-- Data --
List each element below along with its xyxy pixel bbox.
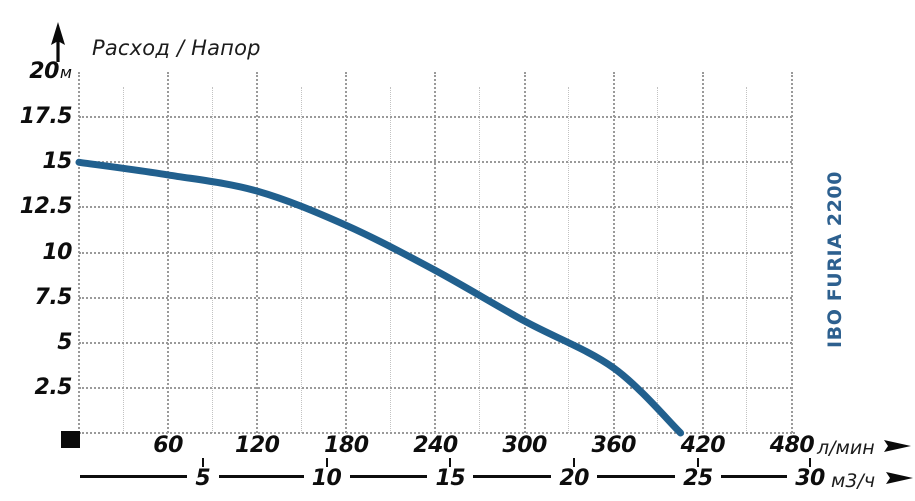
x-axis-secondary-tick <box>696 458 699 467</box>
x-axis-secondary-tick-label: 30 <box>795 466 825 491</box>
x-axis-primary-tick-label: 420 <box>680 433 726 458</box>
x-axis-secondary-tick-label: 10 <box>311 466 342 491</box>
origin-marker-square <box>61 431 80 448</box>
x-axis-secondary-tick <box>449 458 452 467</box>
grid-line-vertical <box>211 87 213 433</box>
x-axis-secondary-tick <box>325 458 328 467</box>
grid-line-vertical <box>479 87 481 433</box>
pump-curve-path <box>75 158 685 437</box>
y-axis-tick-label: 17.5 <box>0 103 73 131</box>
y-tick-value: 17.5 <box>19 104 73 130</box>
x-axis-secondary-tick-label: 25 <box>683 466 713 491</box>
x-axis-secondary-line <box>473 475 552 478</box>
grid-line-baseline <box>79 432 795 434</box>
y-tick-value: 5 <box>57 329 72 355</box>
x-axis-secondary-line <box>720 475 787 478</box>
y-tick-value: 12.5 <box>19 194 73 220</box>
grid-line-vertical <box>122 87 124 433</box>
grid-line-vertical <box>389 87 391 433</box>
x-axis-secondary-tick-label: 5 <box>195 466 211 491</box>
x-axis-primary-tick-label: 300 <box>502 433 547 458</box>
y-tick-value: 20 <box>29 59 59 84</box>
y-tick-value: 7.5 <box>34 284 73 310</box>
y-axis-tick-label: 5 <box>0 329 72 357</box>
grid-line-vertical <box>657 87 659 433</box>
x-axis-secondary-line <box>218 475 304 478</box>
y-axis-tick-label: 2.5 <box>0 374 73 402</box>
grid-line-vertical <box>746 87 748 433</box>
y-axis-tick-label: 15 <box>0 148 72 176</box>
grid-line-horizontal <box>79 251 792 254</box>
y-axis-tick-label: 12.5 <box>0 193 73 221</box>
x-axis-secondary-line <box>80 475 187 478</box>
x-axis-secondary-line <box>597 475 675 478</box>
x-axis-secondary-tick <box>809 458 811 467</box>
x-axis-secondary-tick-label: 15 <box>435 466 466 491</box>
grid-line-horizontal <box>79 116 792 119</box>
x-axis-primary-tick-label: 120 <box>235 433 280 458</box>
grid-line-horizontal <box>79 206 792 209</box>
x-axis-primary-tick-label: 60 <box>153 433 183 458</box>
chart-title: Расход / Напор <box>92 36 261 60</box>
x-axis-primary-tick-label: 360 <box>591 433 637 458</box>
grid-line-horizontal <box>79 161 792 164</box>
side-label-model: IBO FURIA 2200 <box>824 170 846 348</box>
grid-line-horizontal <box>79 386 792 389</box>
grid-line-vertical <box>300 87 302 433</box>
arrow-right-icon <box>886 472 913 484</box>
grid-line-vertical <box>568 87 570 433</box>
x-axis-secondary-tick <box>573 458 576 467</box>
arrow-right-icon <box>884 440 911 452</box>
x-axis-primary-tick-label: 180 <box>324 433 369 458</box>
grid-line-horizontal <box>79 341 792 344</box>
arrow-up-icon <box>51 22 65 62</box>
y-axis-unit: м <box>59 63 72 82</box>
y-axis-tick-label: 7.5 <box>0 284 73 312</box>
grid-line-horizontal <box>79 296 792 299</box>
y-tick-value: 10 <box>42 239 72 265</box>
y-axis-tick-label: 10 <box>0 239 72 267</box>
x-axis-secondary-tick-label: 20 <box>559 466 589 491</box>
y-tick-value: 15 <box>42 149 72 175</box>
x-axis-secondary-tick <box>201 458 204 467</box>
x-axis-primary-tick-label: 240 <box>413 433 458 458</box>
y-axis-tick-label: 20м <box>0 58 72 86</box>
x-axis-primary-tick-label: 480 <box>769 433 815 458</box>
x-axis-primary-unit: л/мин <box>817 437 875 459</box>
x-axis-secondary-unit: м3/ч <box>831 470 876 492</box>
x-axis-secondary-line <box>349 475 428 478</box>
y-tick-value: 2.5 <box>34 374 73 400</box>
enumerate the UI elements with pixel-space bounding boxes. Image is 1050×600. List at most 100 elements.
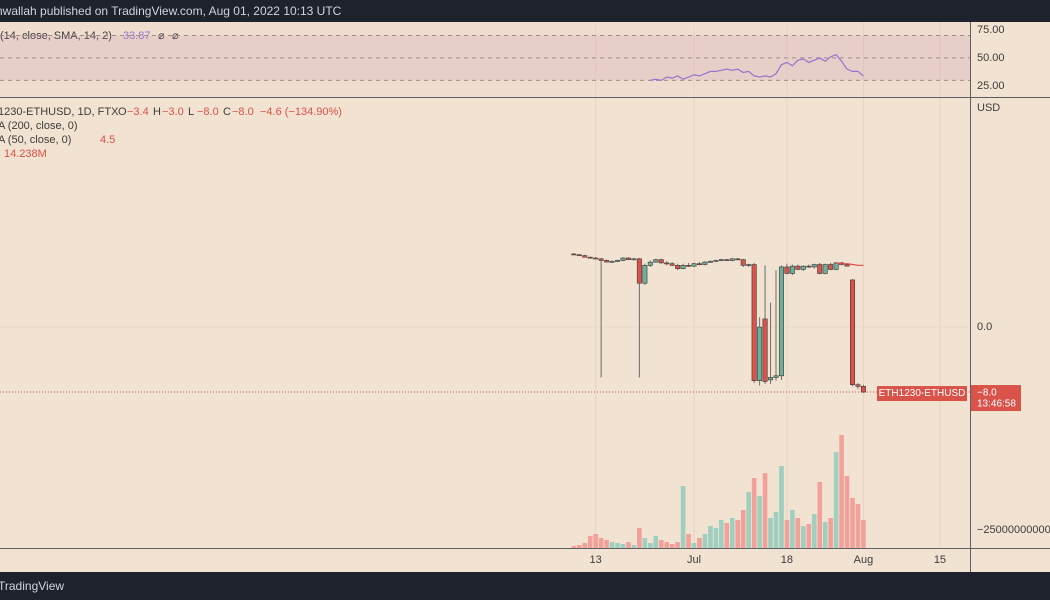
volume-bar [801,526,806,548]
volume-bar [576,545,582,548]
volume-bar [593,534,598,548]
candle-body [778,266,784,377]
change: −4.6 (−134.90%) [260,106,342,118]
volume-bar [719,520,724,548]
rsi-tick-label: 25.00 [977,80,1005,92]
ohlc-value: −3.0 [162,106,184,118]
volume-bar [784,520,790,548]
volume-bar [648,543,653,548]
indicator: A (50, close, 0) [0,134,71,146]
volume-bar [839,435,844,548]
x-tick-label: Aug [854,554,874,566]
ohlc-value: −8.0 [232,106,254,118]
volume-bar [615,543,620,548]
volume-bar [746,492,751,548]
candle-body [598,258,604,261]
candle-body [664,262,670,265]
symbol-tag [877,386,967,402]
rsi-legend: (14, close, SMA, 14, 2) [0,30,112,42]
volume-bar [833,452,839,548]
volume-bar [708,526,713,548]
x-tick-label: Jul [687,554,701,566]
candle-body [604,260,610,263]
volume-bar [724,523,730,548]
candle-body [729,258,735,261]
indicator: A (200, close, 0) [0,120,78,132]
ohlc-key: H [153,106,161,118]
candle-body [735,258,741,261]
candle-body [844,264,850,267]
candle-body [691,263,697,267]
volume-axis-label: −250000000000 [977,524,1050,536]
volume-bar [729,518,735,548]
candle-body [642,265,648,284]
candle-body [718,259,724,261]
candle-body [636,258,642,284]
indicator-value: 4.5 [100,134,115,146]
candle-body [850,279,856,386]
candle-body [631,258,637,261]
candle-body [696,263,702,266]
volume-bar [790,510,795,548]
candle-body [702,261,708,265]
currency: USD [977,102,1000,114]
candle-body [675,265,681,269]
rsi-tick-label: 75.00 [977,24,1005,36]
candle-body [740,259,746,266]
volume-bar [773,512,779,548]
candle-body [680,265,686,269]
top-bar [0,0,1050,22]
volume-bar [669,544,675,548]
candle-body [822,264,828,274]
ma50-line [836,262,864,266]
candle-body [757,326,763,381]
candle-body [653,259,659,263]
candle-body [833,262,839,270]
volume-bar [664,542,670,548]
volume-bar [757,496,762,548]
volume-bar [587,536,593,548]
candle-body [713,260,719,262]
volume-bar [844,476,850,548]
candle-body [828,264,834,270]
volume-bar [658,540,664,548]
candle-body [625,257,631,260]
rsi-pane [0,22,970,97]
candle-body [647,261,653,266]
candle-body [593,257,599,260]
candle-body [762,318,768,382]
volume-bar [680,486,686,548]
candle-body [800,265,806,270]
volume-bar [740,510,746,548]
volume-label: 14.238M [4,148,47,160]
ohlc-value: −8.0 [197,106,219,118]
candle-body [751,264,757,381]
volume-bar [697,538,702,548]
symbol-tag-text: ETH1230-ETHUSD [879,388,966,399]
volume-bar [582,543,588,548]
candle-body [855,384,861,387]
candle-body [686,265,692,267]
candle-body [587,256,593,259]
volume-bar [620,544,626,548]
volume-bar [751,478,757,548]
volume-bar [609,542,615,548]
candle-body [609,260,615,263]
candle-body [789,265,795,274]
candle-body [811,264,817,268]
symbol: 1230-ETHUSD, 1D, FTX [0,106,119,118]
ohlc-key: O [118,106,127,118]
volume-bar [702,534,708,548]
volume-bar [653,536,659,548]
volume-bar [604,540,609,548]
rsi-na: ⌀ [172,30,179,42]
price-tag-text: −8.0 [977,388,997,399]
volume-bar [828,518,833,548]
ohlc-key: C [223,106,231,118]
candle-body [724,259,730,261]
volume-bar [642,538,648,548]
countdown-text: 13:46:58 [977,399,1016,410]
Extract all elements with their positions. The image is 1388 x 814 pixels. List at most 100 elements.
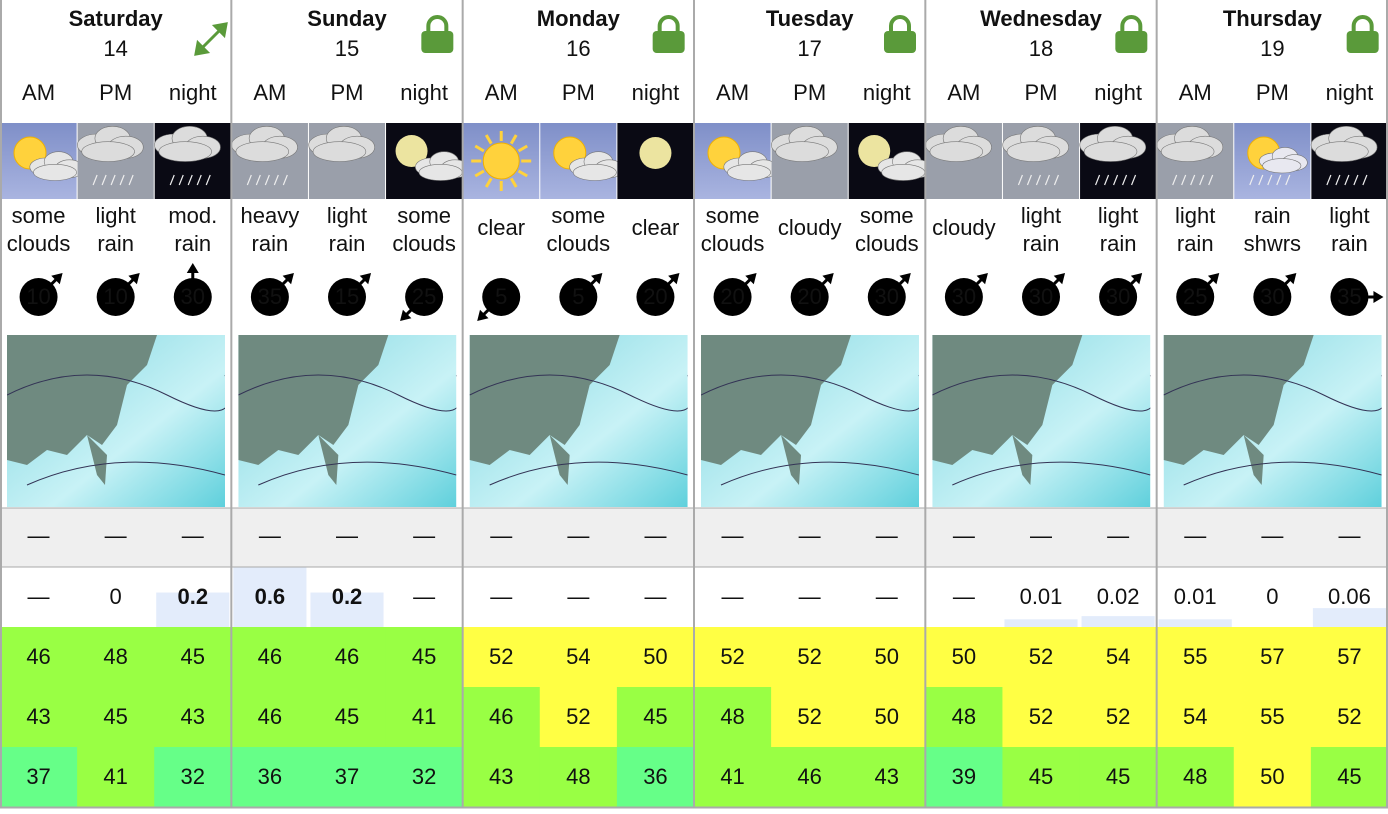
summary-text: light <box>327 203 367 228</box>
map-land <box>469 335 620 465</box>
period-label: AM <box>716 80 749 105</box>
temp-cell <box>1156 747 1235 807</box>
summary-text: clouds <box>701 231 765 256</box>
cloud <box>312 141 367 162</box>
rain-streak <box>1181 174 1187 186</box>
snow-value: — <box>336 523 358 548</box>
period-label: night <box>632 80 680 105</box>
rain-value: 0.01 <box>1174 584 1217 609</box>
temp-value: 52 <box>489 644 513 669</box>
temp-value: 46 <box>258 704 282 729</box>
summary-text: rain <box>1177 231 1214 256</box>
temp-cell <box>385 627 464 687</box>
map-land <box>701 335 851 465</box>
temp-cell <box>1079 627 1158 687</box>
summary-text: cloudy <box>778 215 842 240</box>
wind-speed: 30 <box>875 284 899 309</box>
rain-streak <box>1053 174 1060 186</box>
rain-streak <box>1353 174 1359 186</box>
rain-streak <box>1103 174 1110 186</box>
wind-circle <box>173 278 212 316</box>
rain-value: — <box>876 584 898 609</box>
temp-cell <box>771 747 849 807</box>
temp-cell <box>0 687 78 747</box>
temp-cell <box>462 747 541 807</box>
temp-value: 57 <box>1260 644 1284 669</box>
cloud <box>235 141 290 162</box>
temp-value: 45 <box>643 704 667 729</box>
temp-value: 52 <box>797 644 821 669</box>
rain-streak <box>1199 174 1205 186</box>
temp-value: 55 <box>1260 704 1284 729</box>
sun-ray <box>517 144 528 153</box>
day-name: Wednesday <box>980 6 1103 31</box>
temp-value: 52 <box>1029 704 1053 729</box>
map-land <box>932 335 1083 465</box>
rain-streak <box>178 174 184 186</box>
period-label: PM <box>562 80 595 105</box>
period-label: AM <box>1179 80 1212 105</box>
temp-cell <box>231 747 309 807</box>
temp-cell <box>231 627 309 687</box>
temp-cell <box>1079 687 1158 747</box>
rain-value: — <box>413 584 435 609</box>
expand-icon[interactable] <box>194 22 228 56</box>
rain-value: 0.06 <box>1328 584 1371 609</box>
temp-value: 48 <box>566 764 590 789</box>
summary-text: heavy <box>241 203 300 228</box>
rain-value: 0.6 <box>255 584 286 609</box>
day-name: Sunday <box>307 6 387 31</box>
summary-text: light <box>1329 203 1369 228</box>
map-isobar <box>7 374 225 412</box>
map-florida <box>1012 435 1033 485</box>
rain-value: — <box>799 584 821 609</box>
snow-value: — <box>1184 523 1206 548</box>
temp-value: 52 <box>797 704 821 729</box>
rain-streak <box>1130 174 1137 186</box>
temp-value: 46 <box>489 704 513 729</box>
lock-icon <box>1115 15 1148 53</box>
rain-bar <box>1081 616 1155 627</box>
wind-arrow-head <box>282 272 294 285</box>
wind-circle <box>1176 278 1215 316</box>
day-date: 15 <box>335 36 359 61</box>
temp-value: 41 <box>412 704 436 729</box>
wind-arrow-head <box>976 272 988 285</box>
temp-value: 52 <box>1029 644 1053 669</box>
wind-speed: 20 <box>720 284 744 309</box>
temp-cell <box>1079 747 1158 807</box>
snow-value: — <box>1338 523 1360 548</box>
rain-streak <box>1094 174 1101 186</box>
wind-arrow-head <box>186 263 199 273</box>
summary-text: rain <box>97 231 134 256</box>
period-label: night <box>1094 80 1142 105</box>
rain-streak <box>1208 174 1214 186</box>
weather-map <box>932 335 1151 507</box>
period-label: AM <box>485 80 518 105</box>
temp-value: 45 <box>1337 764 1361 789</box>
weather-map <box>1163 335 1382 507</box>
map-florida <box>87 435 107 485</box>
temp-value: 32 <box>181 764 205 789</box>
lock-icon <box>652 15 685 53</box>
temp-cell <box>0 747 78 807</box>
wind-circle <box>867 278 906 316</box>
temp-value: 43 <box>181 704 205 729</box>
temp-cell <box>616 627 695 687</box>
cloud <box>1160 141 1215 162</box>
sun-ray <box>509 134 518 145</box>
map-land <box>238 335 389 465</box>
period-label: PM <box>793 80 826 105</box>
temp-cell <box>462 627 541 687</box>
temp-value: 50 <box>875 704 899 729</box>
temp-cell <box>694 687 772 747</box>
summary-text: rain <box>1023 231 1060 256</box>
temp-cell <box>154 747 232 807</box>
rain-streak <box>1121 174 1128 186</box>
wind-circle <box>713 278 752 316</box>
rain-streak <box>1285 174 1291 186</box>
lock-shackle <box>426 15 449 32</box>
sun <box>482 142 520 180</box>
temp-value: 50 <box>952 644 976 669</box>
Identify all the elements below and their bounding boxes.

-- Aim of the task --
Reproduce without any change the part of the records that opens with the line containing "x-axis-secondary-tick <box>696 458" and closes with the line containing "y-axis-tick-label: 17.5 <box>0".

-- Result of this exercise --
x-axis-secondary-tick <box>696 458 699 467</box>
x-axis-secondary-tick-label: 30 <box>795 466 825 491</box>
x-axis-primary-tick-label: 420 <box>680 433 726 458</box>
x-axis-secondary-tick-label: 10 <box>311 466 342 491</box>
origin-marker-square <box>61 431 80 448</box>
x-axis-secondary-tick <box>449 458 452 467</box>
grid-line-vertical <box>211 87 213 433</box>
x-axis-secondary-tick <box>325 458 328 467</box>
grid-line-vertical <box>479 87 481 433</box>
pump-curve-path <box>75 158 685 437</box>
y-axis-tick-label: 17.5 <box>0 103 73 131</box>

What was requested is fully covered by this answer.